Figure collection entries
------------------------------

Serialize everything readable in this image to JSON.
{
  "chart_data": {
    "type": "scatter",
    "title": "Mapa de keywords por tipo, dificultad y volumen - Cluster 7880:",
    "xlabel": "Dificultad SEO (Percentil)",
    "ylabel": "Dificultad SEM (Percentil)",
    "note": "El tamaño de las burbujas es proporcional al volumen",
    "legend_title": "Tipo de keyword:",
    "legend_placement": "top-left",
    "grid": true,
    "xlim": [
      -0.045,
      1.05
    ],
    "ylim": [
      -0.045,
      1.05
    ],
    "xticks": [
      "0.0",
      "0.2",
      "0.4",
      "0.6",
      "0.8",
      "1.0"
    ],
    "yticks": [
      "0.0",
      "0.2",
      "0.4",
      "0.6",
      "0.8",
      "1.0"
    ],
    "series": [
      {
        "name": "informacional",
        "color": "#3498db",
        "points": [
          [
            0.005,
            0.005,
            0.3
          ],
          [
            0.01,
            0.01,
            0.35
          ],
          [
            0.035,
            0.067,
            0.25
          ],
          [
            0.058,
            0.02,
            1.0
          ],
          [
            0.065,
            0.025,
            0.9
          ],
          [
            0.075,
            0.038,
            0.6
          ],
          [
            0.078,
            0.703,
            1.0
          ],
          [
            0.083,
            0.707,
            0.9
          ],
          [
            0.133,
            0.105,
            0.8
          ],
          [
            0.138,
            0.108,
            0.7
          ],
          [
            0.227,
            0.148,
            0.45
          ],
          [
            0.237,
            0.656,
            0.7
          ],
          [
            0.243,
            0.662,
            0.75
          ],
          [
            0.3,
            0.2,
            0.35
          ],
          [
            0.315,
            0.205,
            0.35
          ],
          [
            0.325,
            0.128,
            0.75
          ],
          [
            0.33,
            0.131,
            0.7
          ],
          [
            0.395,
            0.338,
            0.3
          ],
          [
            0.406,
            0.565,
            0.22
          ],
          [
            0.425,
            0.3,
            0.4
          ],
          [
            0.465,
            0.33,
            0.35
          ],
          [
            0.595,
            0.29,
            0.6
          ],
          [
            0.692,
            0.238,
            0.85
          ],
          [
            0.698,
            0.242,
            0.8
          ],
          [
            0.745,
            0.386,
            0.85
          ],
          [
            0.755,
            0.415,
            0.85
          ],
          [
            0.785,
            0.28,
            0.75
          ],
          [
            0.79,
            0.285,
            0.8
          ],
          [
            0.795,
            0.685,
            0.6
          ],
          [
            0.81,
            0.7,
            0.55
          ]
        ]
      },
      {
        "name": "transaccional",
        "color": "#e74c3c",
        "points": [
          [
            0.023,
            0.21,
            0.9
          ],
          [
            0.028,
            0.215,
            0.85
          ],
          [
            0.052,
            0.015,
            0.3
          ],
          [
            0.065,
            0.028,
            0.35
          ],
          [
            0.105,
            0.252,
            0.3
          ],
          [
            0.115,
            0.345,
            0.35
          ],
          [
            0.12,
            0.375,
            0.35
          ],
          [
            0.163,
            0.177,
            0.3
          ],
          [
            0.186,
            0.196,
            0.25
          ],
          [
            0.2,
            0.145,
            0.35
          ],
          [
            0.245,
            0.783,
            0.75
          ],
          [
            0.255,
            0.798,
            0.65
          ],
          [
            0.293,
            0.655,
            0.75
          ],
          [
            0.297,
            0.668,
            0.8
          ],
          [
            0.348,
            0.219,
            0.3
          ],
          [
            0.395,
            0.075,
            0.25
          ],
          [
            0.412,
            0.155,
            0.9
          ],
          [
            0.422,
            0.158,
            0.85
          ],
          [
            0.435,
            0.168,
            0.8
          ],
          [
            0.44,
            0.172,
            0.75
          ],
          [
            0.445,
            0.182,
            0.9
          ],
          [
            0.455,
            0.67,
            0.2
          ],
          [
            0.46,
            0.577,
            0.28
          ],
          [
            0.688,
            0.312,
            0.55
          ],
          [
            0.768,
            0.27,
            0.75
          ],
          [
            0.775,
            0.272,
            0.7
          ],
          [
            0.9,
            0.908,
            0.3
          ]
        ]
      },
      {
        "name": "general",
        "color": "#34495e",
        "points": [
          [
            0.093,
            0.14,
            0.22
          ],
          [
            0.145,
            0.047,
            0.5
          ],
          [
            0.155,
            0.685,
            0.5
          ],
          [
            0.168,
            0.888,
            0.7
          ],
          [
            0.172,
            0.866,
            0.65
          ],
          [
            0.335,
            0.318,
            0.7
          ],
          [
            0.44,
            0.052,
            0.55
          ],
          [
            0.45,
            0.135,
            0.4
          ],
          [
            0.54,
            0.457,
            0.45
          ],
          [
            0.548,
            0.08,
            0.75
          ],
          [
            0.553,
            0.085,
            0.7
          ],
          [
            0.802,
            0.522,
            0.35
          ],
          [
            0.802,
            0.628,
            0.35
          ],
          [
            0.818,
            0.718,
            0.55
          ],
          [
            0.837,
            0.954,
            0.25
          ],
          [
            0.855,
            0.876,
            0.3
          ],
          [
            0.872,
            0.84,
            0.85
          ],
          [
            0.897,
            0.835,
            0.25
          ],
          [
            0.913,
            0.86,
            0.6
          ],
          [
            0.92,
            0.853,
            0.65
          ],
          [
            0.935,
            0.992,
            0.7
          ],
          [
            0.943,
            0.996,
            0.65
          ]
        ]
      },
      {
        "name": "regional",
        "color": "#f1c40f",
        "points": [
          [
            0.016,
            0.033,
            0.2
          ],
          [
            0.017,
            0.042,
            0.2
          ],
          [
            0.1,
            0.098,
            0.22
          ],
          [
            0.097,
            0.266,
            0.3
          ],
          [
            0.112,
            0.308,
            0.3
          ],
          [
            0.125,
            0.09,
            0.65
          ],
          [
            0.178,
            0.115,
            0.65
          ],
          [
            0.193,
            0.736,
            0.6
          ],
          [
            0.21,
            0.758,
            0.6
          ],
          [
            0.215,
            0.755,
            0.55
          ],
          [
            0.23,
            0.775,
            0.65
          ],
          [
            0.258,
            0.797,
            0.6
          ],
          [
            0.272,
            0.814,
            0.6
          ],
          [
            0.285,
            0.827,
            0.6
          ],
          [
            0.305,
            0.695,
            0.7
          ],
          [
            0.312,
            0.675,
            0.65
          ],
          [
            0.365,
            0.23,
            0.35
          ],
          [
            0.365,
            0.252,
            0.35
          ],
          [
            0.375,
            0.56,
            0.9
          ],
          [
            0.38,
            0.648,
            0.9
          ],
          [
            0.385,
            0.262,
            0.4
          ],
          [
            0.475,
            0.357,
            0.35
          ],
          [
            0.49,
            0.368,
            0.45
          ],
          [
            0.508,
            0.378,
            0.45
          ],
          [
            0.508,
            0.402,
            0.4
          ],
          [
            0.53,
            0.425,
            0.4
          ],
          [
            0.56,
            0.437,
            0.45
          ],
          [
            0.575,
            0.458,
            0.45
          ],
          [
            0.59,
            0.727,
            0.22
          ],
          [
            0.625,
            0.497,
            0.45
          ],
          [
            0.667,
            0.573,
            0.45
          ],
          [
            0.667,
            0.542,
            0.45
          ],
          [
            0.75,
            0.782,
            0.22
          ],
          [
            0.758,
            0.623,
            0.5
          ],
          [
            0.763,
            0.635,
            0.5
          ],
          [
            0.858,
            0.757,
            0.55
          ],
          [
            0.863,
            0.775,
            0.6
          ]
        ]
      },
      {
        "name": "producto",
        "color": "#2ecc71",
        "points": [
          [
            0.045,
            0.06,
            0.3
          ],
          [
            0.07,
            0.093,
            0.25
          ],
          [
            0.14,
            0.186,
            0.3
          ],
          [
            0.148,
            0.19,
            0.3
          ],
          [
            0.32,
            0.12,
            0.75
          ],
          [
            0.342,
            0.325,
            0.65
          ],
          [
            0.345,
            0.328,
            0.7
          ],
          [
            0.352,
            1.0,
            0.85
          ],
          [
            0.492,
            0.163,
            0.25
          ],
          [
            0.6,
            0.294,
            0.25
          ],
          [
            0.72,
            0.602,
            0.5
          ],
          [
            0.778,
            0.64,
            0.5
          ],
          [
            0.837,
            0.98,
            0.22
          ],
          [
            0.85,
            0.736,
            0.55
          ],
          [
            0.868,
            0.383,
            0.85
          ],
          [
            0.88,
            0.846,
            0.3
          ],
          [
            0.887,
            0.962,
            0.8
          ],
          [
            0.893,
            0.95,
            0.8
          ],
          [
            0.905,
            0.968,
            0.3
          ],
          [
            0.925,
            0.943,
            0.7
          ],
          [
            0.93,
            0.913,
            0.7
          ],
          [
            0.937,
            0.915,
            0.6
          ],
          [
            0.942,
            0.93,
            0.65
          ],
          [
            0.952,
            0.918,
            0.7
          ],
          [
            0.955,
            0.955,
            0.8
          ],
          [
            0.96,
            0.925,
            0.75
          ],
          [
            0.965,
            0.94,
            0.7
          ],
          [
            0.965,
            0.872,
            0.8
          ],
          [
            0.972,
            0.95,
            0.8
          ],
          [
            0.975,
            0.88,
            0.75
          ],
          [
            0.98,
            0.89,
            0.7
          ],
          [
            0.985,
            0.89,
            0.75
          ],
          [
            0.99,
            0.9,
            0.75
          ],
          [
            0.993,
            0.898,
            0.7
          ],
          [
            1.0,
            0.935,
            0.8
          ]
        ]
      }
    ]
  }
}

------------------------------

* Task statement
Show each line of the listing that holds the string "Percentil".

* Result of the task
    "xlabel": "Dificultad SEO (Percentil)",
    "ylabel": "Dificultad SEM (Percentil)",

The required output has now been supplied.